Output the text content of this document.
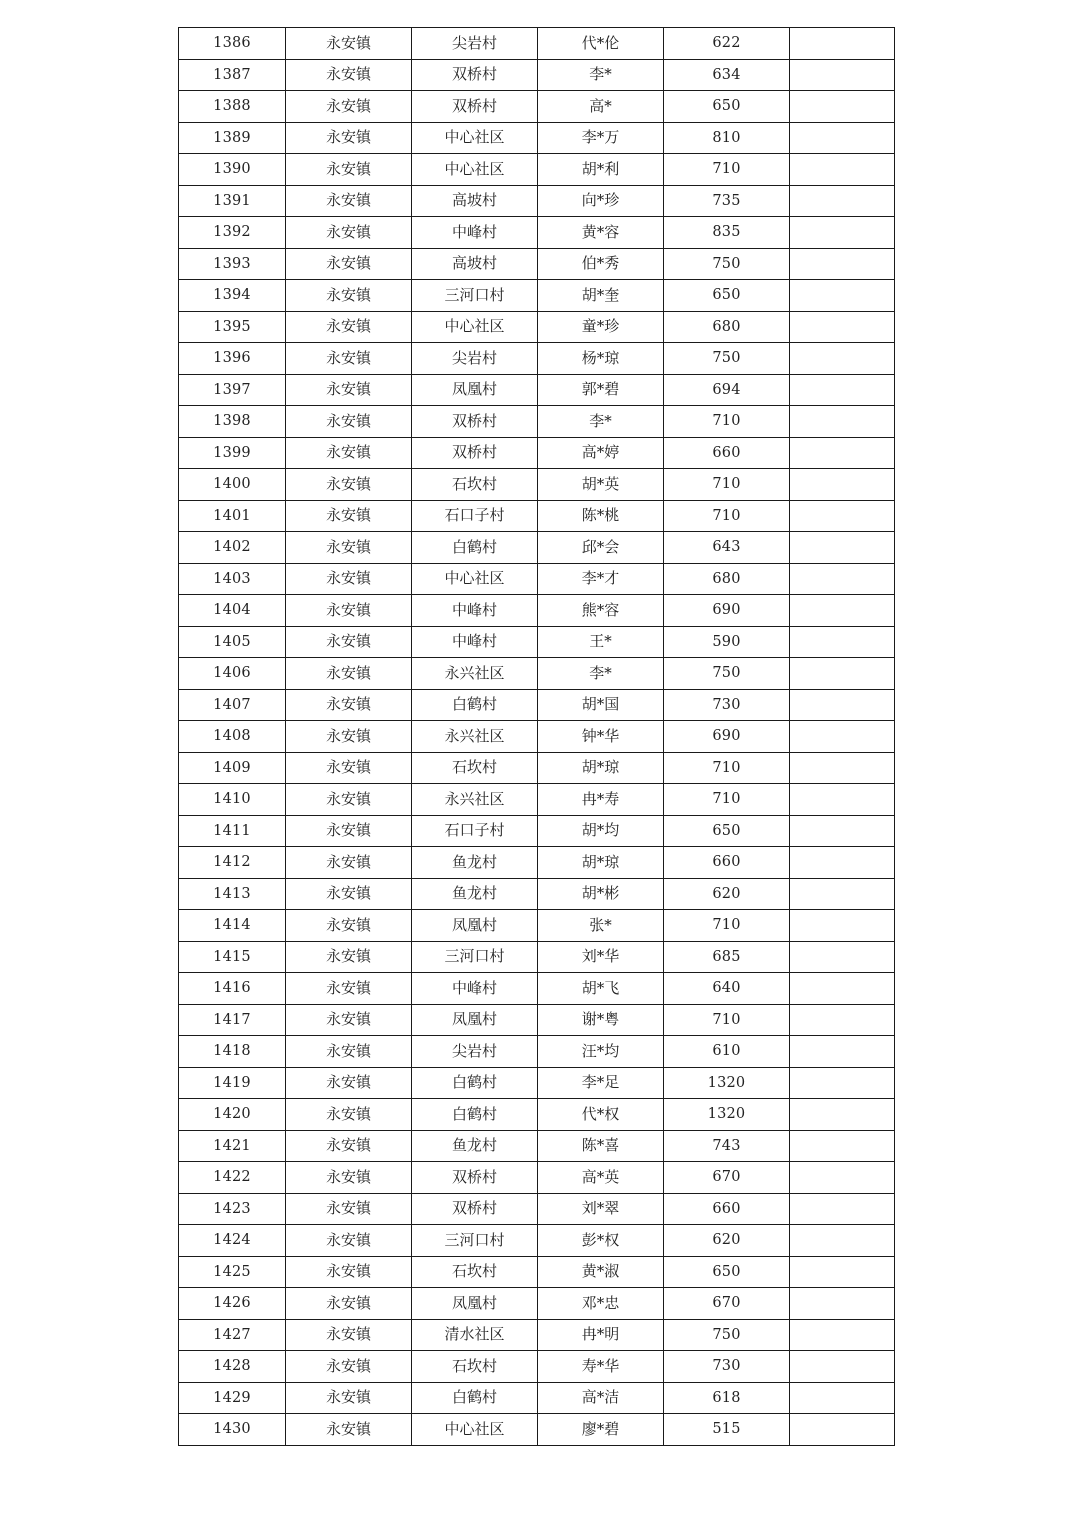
1386	永安镇	尖岩村	代*伦	622	
1387	永安镇	双桥村	李*	634	
1388	永安镇	双桥村	高*	650	
1389	永安镇	中心社区	李*万	810	
1390	永安镇	中心社区	胡*利	710	
1391	永安镇	高坡村	向*珍	735	
1392	永安镇	中峰村	黄*容	835	
1393	永安镇	高坡村	伯*秀	750	
1394	永安镇	三河口村	胡*奎	650	
1395	永安镇	中心社区	童*珍	680	
1396	永安镇	尖岩村	杨*琼	750	
1397	永安镇	凤凰村	郭*碧	694	
1398	永安镇	双桥村	李*	710	
1399	永安镇	双桥村	高*婷	660	
1400	永安镇	石坎村	胡*英	710	
1401	永安镇	石口子村	陈*桃	710	
1402	永安镇	白鹤村	邱*会	643	
1403	永安镇	中心社区	李*才	680	
1404	永安镇	中峰村	熊*容	690	
1405	永安镇	中峰村	王*	590	
1406	永安镇	永兴社区	李*	750	
1407	永安镇	白鹤村	胡*国	730	
1408	永安镇	永兴社区	钟*华	690	
1409	永安镇	石坎村	胡*琼	710	
1410	永安镇	永兴社区	冉*寿	710	
1411	永安镇	石口子村	胡*均	650	
1412	永安镇	鱼龙村	胡*琼	660	
1413	永安镇	鱼龙村	胡*彬	620	
1414	永安镇	凤凰村	张*	710	
1415	永安镇	三河口村	刘*华	685	
1416	永安镇	中峰村	胡*飞	640	
1417	永安镇	凤凰村	谢*粤	710	
1418	永安镇	尖岩村	汪*均	610	
1419	永安镇	白鹤村	李*足	1320	
1420	永安镇	白鹤村	代*权	1320	
1421	永安镇	鱼龙村	陈*喜	743	
1422	永安镇	双桥村	高*英	670	
1423	永安镇	双桥村	刘*翠	660	
1424	永安镇	三河口村	彭*权	620	
1425	永安镇	石坎村	黄*淑	650	
1426	永安镇	凤凰村	邓*忠	670	
1427	永安镇	清水社区	冉*明	750	
1428	永安镇	石坎村	寿*华	730	
1429	永安镇	白鹤村	高*洁	618	
1430	永安镇	中心社区	廖*碧	515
_ _ _ _ _
**EXERCISE REQUIREMENTS:** Restate each entry word for word, leaving out any pictures.

**SOLUTION:**
Output the text content of this document.
1386	永安镇	尖岩村	代*伦	622	
1387	永安镇	双桥村	李*	634	
1388	永安镇	双桥村	高*	650	
1389	永安镇	中心社区	李*万	810	
1390	永安镇	中心社区	胡*利	710	
1391	永安镇	高坡村	向*珍	735	
1392	永安镇	中峰村	黄*容	835	
1393	永安镇	高坡村	伯*秀	750	
1394	永安镇	三河口村	胡*奎	650	
1395	永安镇	中心社区	童*珍	680	
1396	永安镇	尖岩村	杨*琼	750	
1397	永安镇	凤凰村	郭*碧	694	
1398	永安镇	双桥村	李*	710	
1399	永安镇	双桥村	高*婷	660	
1400	永安镇	石坎村	胡*英	710	
1401	永安镇	石口子村	陈*桃	710	
1402	永安镇	白鹤村	邱*会	643	
1403	永安镇	中心社区	李*才	680	
1404	永安镇	中峰村	熊*容	690	
1405	永安镇	中峰村	王*	590	
1406	永安镇	永兴社区	李*	750	
1407	永安镇	白鹤村	胡*国	730	
1408	永安镇	永兴社区	钟*华	690	
1409	永安镇	石坎村	胡*琼	710	
1410	永安镇	永兴社区	冉*寿	710	
1411	永安镇	石口子村	胡*均	650	
1412	永安镇	鱼龙村	胡*琼	660	
1413	永安镇	鱼龙村	胡*彬	620	
1414	永安镇	凤凰村	张*	710	
1415	永安镇	三河口村	刘*华	685	
1416	永安镇	中峰村	胡*飞	640	
1417	永安镇	凤凰村	谢*粤	710	
1418	永安镇	尖岩村	汪*均	610	
1419	永安镇	白鹤村	李*足	1320	
1420	永安镇	白鹤村	代*权	1320	
1421	永安镇	鱼龙村	陈*喜	743	
1422	永安镇	双桥村	高*英	670	
1423	永安镇	双桥村	刘*翠	660	
1424	永安镇	三河口村	彭*权	620	
1425	永安镇	石坎村	黄*淑	650	
1426	永安镇	凤凰村	邓*忠	670	
1427	永安镇	清水社区	冉*明	750	
1428	永安镇	石坎村	寿*华	730	
1429	永安镇	白鹤村	高*洁	618	
1430	永安镇	中心社区	廖*碧	515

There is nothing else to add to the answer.